> **本文**:
---+---

与謝野晶子とはどのような人物?
与謝野晶子について「国語で習った」という人も多いのではないでしょうか? 学生時代を振り返りながら、晶子はどのような人物だったのかを思い出してみましょう。
情熱的な作風で知られる歌人・作家
晶子は、明治から昭和にかけて活躍した女流歌人・作家です。生涯を通じて積極的に作歌に励み、その数は5万首にも上るといわれています。
歌風は、官能的・情熱的と評されることが少なくありません。与謝野鉄幹との結婚後に発表された「みだれ髪」には、ストレートな恋愛感情が連ねられており、当時の文学界・社会に大きな衝撃を与えました。
その他、反戦の心が込められた「君死にたまふことなかれ」という詩も、晶子を語る上で忘れてはならない作品です。作家としては、古典の名作「源氏物語」を二度も現代語訳し、文学史上に大きな功績を残しました。

---+---

> **作業一覧**:
**A.** 与謝野晶子についての本文によると、晶子が生涯に詠んだ歌の数はどれくらいといわれていますか。
**B.** 与謝野晶子についての本文に基づき、「みだれ髪」が当時の文学界・社会に大きな衝撃を与えた理由を一文から三文で説明してください。
**C.** 与謝野晶子についての本文を、最後の文の後から書き継いでください。

(要素と領域の一覧)
---+---

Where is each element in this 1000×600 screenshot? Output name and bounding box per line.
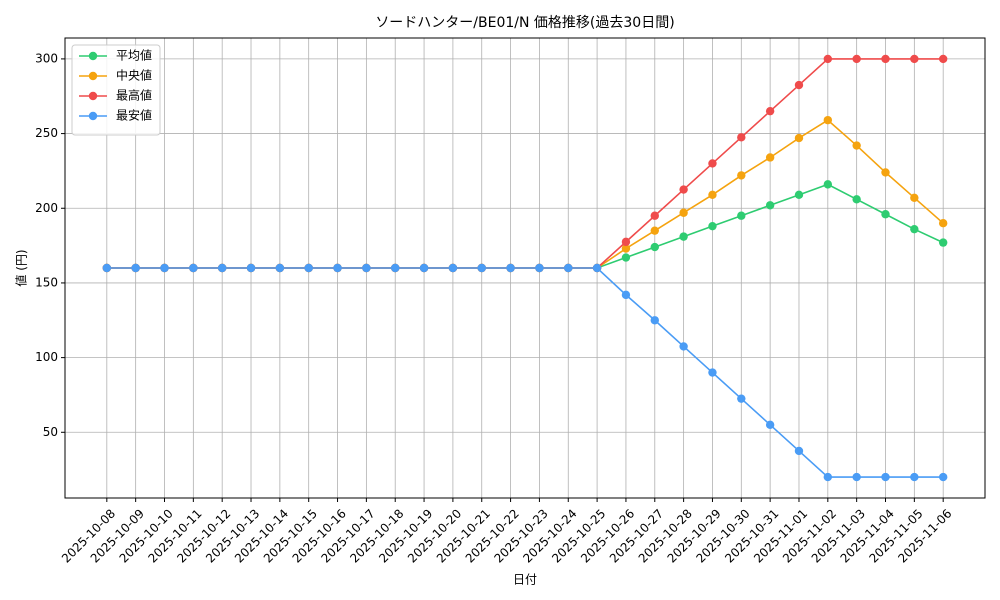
point [823,54,833,64]
point [362,263,371,273]
point [823,472,833,482]
legend-marker [88,51,98,61]
point [765,153,775,162]
point [708,159,717,168]
series-line [106,267,944,478]
point [794,446,804,456]
point [910,193,919,203]
point [708,368,717,377]
legend-label: 平均値 [116,48,152,63]
chart-title: ソードハンター/BE01/N 価格推移(過去30日間) [375,15,674,31]
point [650,242,659,252]
point [189,263,198,273]
point [304,263,313,273]
point [708,190,717,200]
legend-label: 中央値 [116,68,152,83]
point [333,263,342,273]
legend-marker [88,71,98,81]
point [102,263,112,273]
point [708,221,717,231]
point [650,226,659,235]
y-tick-label: 100 [35,350,58,364]
point [794,80,804,90]
point [419,263,429,273]
x-axis-label: 日付 [513,573,537,587]
point [852,195,861,204]
y-tick-label: 250 [35,126,58,140]
point [910,224,919,234]
point [592,263,602,273]
y-axis-label: 値 (円) [14,249,29,286]
point [794,133,804,143]
point [506,263,515,273]
point [160,263,169,273]
point [881,168,890,177]
point [938,472,948,482]
point [938,238,948,247]
point [737,211,746,220]
point [737,133,746,142]
point [391,263,400,273]
point [535,263,544,273]
point [650,211,659,220]
legend-label: 最安値 [116,108,152,123]
y-tick-label: 200 [35,201,58,215]
point [621,290,631,300]
point [679,342,688,351]
point [679,208,688,217]
y-tick-label: 300 [35,51,58,65]
legend-marker [88,91,98,101]
point [448,263,458,273]
point [938,218,948,228]
point [679,232,688,241]
point [852,141,861,150]
legend-label: 最高値 [116,88,152,103]
point [881,472,890,482]
point [765,201,775,210]
y-tick-label: 150 [35,275,58,289]
point [823,115,833,125]
point [275,263,285,273]
point [217,263,227,273]
point [881,54,890,64]
point [477,263,486,273]
point [621,253,631,262]
plot-frame [64,37,986,499]
point [621,237,631,247]
point [881,210,890,219]
point [621,244,631,253]
point [852,472,861,482]
point [910,472,919,482]
point [938,54,948,64]
legend-marker [88,111,98,121]
point [679,185,688,194]
point [852,54,861,64]
y-tick-label: 50 [43,425,58,439]
point [737,394,746,403]
point [737,171,746,180]
point [765,106,775,116]
point [246,263,256,273]
point [564,263,573,273]
point [794,190,804,200]
point [650,316,659,325]
point [910,54,919,64]
point [765,420,775,430]
point [823,180,833,189]
point [131,263,140,273]
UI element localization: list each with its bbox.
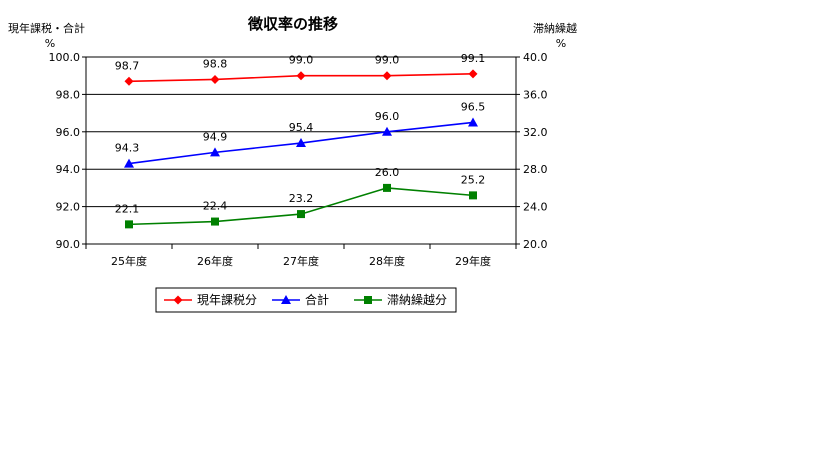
legend-box [155, 287, 457, 313]
data-label: 96.5 [461, 100, 486, 113]
left-tick-label: 90.0 [56, 238, 81, 251]
data-point [468, 69, 478, 79]
chart-title: 徴収率の推移 [247, 15, 338, 33]
data-point [125, 220, 133, 229]
data-point [124, 76, 134, 86]
legend-marker [364, 296, 372, 304]
left-tick-label: 92.0 [56, 201, 81, 214]
legend-entry: 現年課税分 [197, 292, 257, 307]
data-label: 98.7 [115, 59, 140, 72]
data-point [296, 138, 306, 148]
x-tick-label: 26年度 [197, 254, 233, 268]
data-label: 22.4 [203, 200, 228, 213]
series-layer [124, 69, 478, 229]
left-tick-label: 98.0 [56, 88, 81, 101]
data-label: 23.2 [289, 192, 314, 205]
data-point [382, 71, 392, 81]
data-point [210, 147, 220, 157]
data-label: 95.4 [289, 121, 314, 134]
data-label: 98.8 [203, 57, 228, 70]
left-tick-label: 94.0 [56, 163, 81, 176]
right-tick-label: 32.0 [523, 126, 548, 139]
data-label: 25.2 [461, 173, 486, 186]
legend-entry: 滞納繰越分 [387, 293, 447, 307]
left-axis-label: 現年課税・合計 [8, 21, 85, 35]
legend-marker [281, 295, 291, 304]
data-label: 96.0 [375, 110, 400, 123]
right-tick-label: 28.0 [523, 163, 548, 176]
data-label: 99.0 [289, 54, 314, 67]
data-point [211, 217, 219, 226]
data-label: 99.1 [461, 52, 486, 65]
right-axis-unit: % [556, 37, 566, 50]
data-point [296, 71, 306, 81]
left-tick-label: 96.0 [56, 126, 81, 139]
tick-labels: 90.0 92.0 94.0 96.0 98.0 100.0 20.0 24.0 28.0 32.… [49, 51, 548, 268]
left-tick-label: 100.0 [49, 51, 81, 64]
data-labels-layer: 98.7 98.8 99.0 99.0 99.1 94.3 94.9 95.4 96.0 96.5… [115, 52, 486, 216]
data-point [469, 191, 477, 200]
right-tick-label: 36.0 [523, 88, 548, 101]
right-tick-label: 40.0 [523, 51, 548, 64]
left-axis-unit: % [45, 37, 55, 50]
data-label: 26.0 [375, 166, 400, 179]
legend-entry: 合計 [305, 292, 329, 307]
data-point [383, 183, 391, 192]
x-tick-label: 27年度 [283, 254, 319, 268]
x-tick-label: 25年度 [111, 254, 147, 268]
right-axis-label: 滞納繰越 [533, 21, 577, 35]
legend: 現年課税分 合計 滞納繰越分 [155, 287, 457, 313]
right-tick-label: 20.0 [523, 238, 548, 251]
data-point [124, 158, 134, 168]
data-label: 94.9 [203, 130, 228, 143]
data-point [297, 210, 305, 219]
data-point [210, 74, 220, 84]
data-point [468, 117, 478, 127]
data-point [382, 126, 392, 136]
data-label: 99.0 [375, 54, 400, 67]
legend-marker [173, 295, 183, 305]
data-label: 22.1 [115, 202, 140, 215]
data-label: 94.3 [115, 142, 140, 155]
right-tick-label: 24.0 [523, 201, 548, 214]
x-tick-label: 29年度 [455, 254, 491, 268]
x-tick-label: 28年度 [369, 254, 405, 268]
axes [82, 56, 520, 249]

---+---

> **課題別の回答**:
**A.** 5万首にも上るといわれています。

**B.** 与謝野鉄幹との結婚後に発表された「みだれ髪」には、ストレートな恋愛感情が連ねられていたからです。

**C.**
女性の自立・地位向上にも積極的で、女性運動の支援も積極的に行っています。
与謝野晶子の生涯
女流歌人・作家・女性活動家と、与謝野晶子は生涯を通じて精力的に活動しました。晶子の生涯を追い掛けてみましょう。
誕生から歌人デビューまで
晶子は、1878年に大阪府堺市で生まれました。生家は老舗の和菓子屋を営んでおり、晶子は3番目の子どもです。
幼いころから書物を好み、父親の蔵書を読み耽っていたといわれます。読書の幅は広く、源氏物語などの古典から歴史書まで、さまざまな書物に親しんでいました。
女流歌人としてのキャリアをスタートさせたのは1895年で、晶子が堺女学校補習科を卒業した翌年です。「文芸倶楽部」に短歌が掲載され、晶子は翌1896年から本格的な作歌活動を始めました。
「明星」に短歌を掲載
1900年に東京新詩社機関誌「明星」が創刊され、第2号より晶子の短歌が掲載されるようになります。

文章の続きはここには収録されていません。